Written task: Write out the listing in full, matching it word for word.

Supplied entries:

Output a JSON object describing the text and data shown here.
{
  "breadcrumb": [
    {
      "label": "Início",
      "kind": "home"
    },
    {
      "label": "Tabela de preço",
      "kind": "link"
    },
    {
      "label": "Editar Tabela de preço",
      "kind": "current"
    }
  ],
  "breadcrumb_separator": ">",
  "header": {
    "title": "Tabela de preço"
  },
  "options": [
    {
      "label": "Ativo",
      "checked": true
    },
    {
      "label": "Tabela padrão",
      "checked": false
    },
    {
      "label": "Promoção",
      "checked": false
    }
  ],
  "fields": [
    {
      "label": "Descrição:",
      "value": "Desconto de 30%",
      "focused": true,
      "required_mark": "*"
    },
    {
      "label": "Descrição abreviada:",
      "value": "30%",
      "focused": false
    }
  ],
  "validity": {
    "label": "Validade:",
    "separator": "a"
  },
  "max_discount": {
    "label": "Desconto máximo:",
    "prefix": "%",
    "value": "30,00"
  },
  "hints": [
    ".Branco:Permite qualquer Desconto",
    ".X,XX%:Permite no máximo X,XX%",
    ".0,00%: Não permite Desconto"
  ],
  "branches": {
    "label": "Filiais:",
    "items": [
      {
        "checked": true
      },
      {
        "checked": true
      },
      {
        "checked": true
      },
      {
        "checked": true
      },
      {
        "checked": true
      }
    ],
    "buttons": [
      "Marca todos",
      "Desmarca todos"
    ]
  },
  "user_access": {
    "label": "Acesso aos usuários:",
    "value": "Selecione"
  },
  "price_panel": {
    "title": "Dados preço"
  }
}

Task solution:
Output a JSON object describing the text and data shown here.
{
  "breadcrumb": [
    {
      "label": "Início",
      "kind": "home"
    },
    {
      "label": "Tabela de preço",
      "kind": "link"
    },
    {
      "label": "Editar Tabela de preço",
      "kind": "current"
    }
  ],
  "breadcrumb_separator": ">",
  "header": {
    "title": "Tabela de preço"
  },
  "options": [
    {
      "label": "Ativo",
      "checked": true
    },
    {
      "label": "Tabela padrão",
      "checked": false
    },
    {
      "label": "Promoção",
      "checked": false
    }
  ],
  "fields": [
    {
      "label": "Descrição:",
      "value": "Desconto de 30%",
      "focused": true,
      "required_mark": "*"
    },
    {
      "label": "Descrição abreviada:",
      "value": "30%",
      "focused": false
    }
  ],
  "validity": {
    "label": "Validade:",
    "separator": "a"
  },
  "max_discount": {
    "label": "Desconto máximo:",
    "prefix": "%",
    "value": "30,00"
  },
  "hints": [
    ".Branco:Permite qualquer Desconto",
    ".X,XX%:Permite no máximo X,XX%",
    ".0,00%: Não permite Desconto"
  ],
  "branches": {
    "label": "Filiais:",
    "items": [
      {
        "checked": true
      },
      {
        "checked": true
      },
      {
        "checked": true
      },
      {
        "checked": true
      },
      {
        "checked": true
      }
    ],
    "buttons": [
      "Marca todos",
      "Desmarca todos"
    ]
  },
  "user_access": {
    "label": "Acesso aos usuários:",
    "value": "Selecione"
  },
  "price_panel": {
    "title": "Dados preço"
  }
}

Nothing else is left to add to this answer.